== Task goal ==
Please give the listing again in its entirety, exactly as written.

>> START Provided records

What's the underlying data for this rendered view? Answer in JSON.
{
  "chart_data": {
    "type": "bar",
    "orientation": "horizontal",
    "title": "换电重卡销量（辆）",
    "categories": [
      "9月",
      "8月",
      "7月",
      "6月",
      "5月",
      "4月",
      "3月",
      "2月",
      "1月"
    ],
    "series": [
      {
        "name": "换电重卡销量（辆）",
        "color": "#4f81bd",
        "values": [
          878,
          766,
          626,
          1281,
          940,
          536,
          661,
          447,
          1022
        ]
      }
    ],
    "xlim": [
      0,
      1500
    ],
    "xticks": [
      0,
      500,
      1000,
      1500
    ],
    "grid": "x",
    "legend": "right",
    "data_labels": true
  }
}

>> END Provided records

== Exercise answer ==
What's the underlying data for this rendered view? Answer in JSON.
{
  "chart_data": {
    "type": "bar",
    "orientation": "horizontal",
    "title": "换电重卡销量（辆）",
    "categories": [
      "9月",
      "8月",
      "7月",
      "6月",
      "5月",
      "4月",
      "3月",
      "2月",
      "1月"
    ],
    "series": [
      {
        "name": "换电重卡销量（辆）",
        "color": "#4f81bd",
        "values": [
          878,
          766,
          626,
          1281,
          940,
          536,
          661,
          447,
          1022
        ]
      }
    ],
    "xlim": [
      0,
      1500
    ],
    "xticks": [
      0,
      500,
      1000,
      1500
    ],
    "grid": "x",
    "legend": "right",
    "data_labels": true
  }
}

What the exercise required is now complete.